Quote the full listing word for word.

==================================================

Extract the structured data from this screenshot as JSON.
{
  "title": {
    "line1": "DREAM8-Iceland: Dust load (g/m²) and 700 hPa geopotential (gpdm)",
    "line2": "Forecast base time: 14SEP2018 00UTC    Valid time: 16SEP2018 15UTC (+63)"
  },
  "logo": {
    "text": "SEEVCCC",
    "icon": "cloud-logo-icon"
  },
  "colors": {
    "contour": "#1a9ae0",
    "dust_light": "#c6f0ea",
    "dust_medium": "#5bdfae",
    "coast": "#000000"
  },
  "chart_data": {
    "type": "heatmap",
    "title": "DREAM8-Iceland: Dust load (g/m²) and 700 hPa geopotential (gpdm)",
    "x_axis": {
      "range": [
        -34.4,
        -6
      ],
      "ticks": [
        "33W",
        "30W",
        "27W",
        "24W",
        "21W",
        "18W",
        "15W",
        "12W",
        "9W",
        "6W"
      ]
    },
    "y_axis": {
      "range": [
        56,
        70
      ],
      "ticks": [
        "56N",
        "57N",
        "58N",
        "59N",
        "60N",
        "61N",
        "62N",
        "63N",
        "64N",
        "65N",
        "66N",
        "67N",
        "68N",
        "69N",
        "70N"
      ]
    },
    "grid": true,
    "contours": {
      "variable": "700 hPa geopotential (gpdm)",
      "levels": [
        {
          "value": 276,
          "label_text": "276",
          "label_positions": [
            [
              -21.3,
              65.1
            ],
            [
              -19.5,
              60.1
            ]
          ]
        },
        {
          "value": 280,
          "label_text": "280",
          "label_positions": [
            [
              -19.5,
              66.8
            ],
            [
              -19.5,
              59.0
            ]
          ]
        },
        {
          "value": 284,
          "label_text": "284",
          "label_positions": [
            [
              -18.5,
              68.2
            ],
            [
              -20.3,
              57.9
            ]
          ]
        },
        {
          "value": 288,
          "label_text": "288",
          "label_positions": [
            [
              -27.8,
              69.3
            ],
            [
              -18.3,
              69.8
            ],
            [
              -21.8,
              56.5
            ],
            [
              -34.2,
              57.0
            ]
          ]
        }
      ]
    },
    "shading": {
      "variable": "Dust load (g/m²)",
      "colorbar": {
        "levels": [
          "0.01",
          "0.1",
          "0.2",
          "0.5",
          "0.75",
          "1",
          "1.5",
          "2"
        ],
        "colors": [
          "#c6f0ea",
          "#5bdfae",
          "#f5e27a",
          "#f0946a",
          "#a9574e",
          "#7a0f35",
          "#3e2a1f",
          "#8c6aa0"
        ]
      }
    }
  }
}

==================================================

* THE COMPLETED TASK *
Extract the structured data from this screenshot as JSON.
{
  "title": {
    "line1": "DREAM8-Iceland: Dust load (g/m²) and 700 hPa geopotential (gpdm)",
    "line2": "Forecast base time: 14SEP2018 00UTC    Valid time: 16SEP2018 15UTC (+63)"
  },
  "logo": {
    "text": "SEEVCCC",
    "icon": "cloud-logo-icon"
  },
  "colors": {
    "contour": "#1a9ae0",
    "dust_light": "#c6f0ea",
    "dust_medium": "#5bdfae",
    "coast": "#000000"
  },
  "chart_data": {
    "type": "heatmap",
    "title": "DREAM8-Iceland: Dust load (g/m²) and 700 hPa geopotential (gpdm)",
    "x_axis": {
      "range": [
        -34.4,
        -6
      ],
      "ticks": [
        "33W",
        "30W",
        "27W",
        "24W",
        "21W",
        "18W",
        "15W",
        "12W",
        "9W",
        "6W"
      ]
    },
    "y_axis": {
      "range": [
        56,
        70
      ],
      "ticks": [
        "56N",
        "57N",
        "58N",
        "59N",
        "60N",
        "61N",
        "62N",
        "63N",
        "64N",
        "65N",
        "66N",
        "67N",
        "68N",
        "69N",
        "70N"
      ]
    },
    "grid": true,
    "contours": {
      "variable": "700 hPa geopotential (gpdm)",
      "levels": [
        {
          "value": 276,
          "label_text": "276",
          "label_positions": [
            [
              -21.3,
              65.1
            ],
            [
              -19.5,
              60.1
            ]
          ]
        },
        {
          "value": 280,
          "label_text": "280",
          "label_positions": [
            [
              -19.5,
              66.8
            ],
            [
              -19.5,
              59.0
            ]
          ]
        },
        {
          "value": 284,
          "label_text": "284",
          "label_positions": [
            [
              -18.5,
              68.2
            ],
            [
              -20.3,
              57.9
            ]
          ]
        },
        {
          "value": 288,
          "label_text": "288",
          "label_positions": [
            [
              -27.8,
              69.3
            ],
            [
              -18.3,
              69.8
            ],
            [
              -21.8,
              56.5
            ],
            [
              -34.2,
              57.0
            ]
          ]
        }
      ]
    },
    "shading": {
      "variable": "Dust load (g/m²)",
      "colorbar": {
        "levels": [
          "0.01",
          "0.1",
          "0.2",
          "0.5",
          "0.75",
          "1",
          "1.5",
          "2"
        ],
        "colors": [
          "#c6f0ea",
          "#5bdfae",
          "#f5e27a",
          "#f0946a",
          "#a9574e",
          "#7a0f35",
          "#3e2a1f",
          "#8c6aa0"
        ]
      }
    }
  }
}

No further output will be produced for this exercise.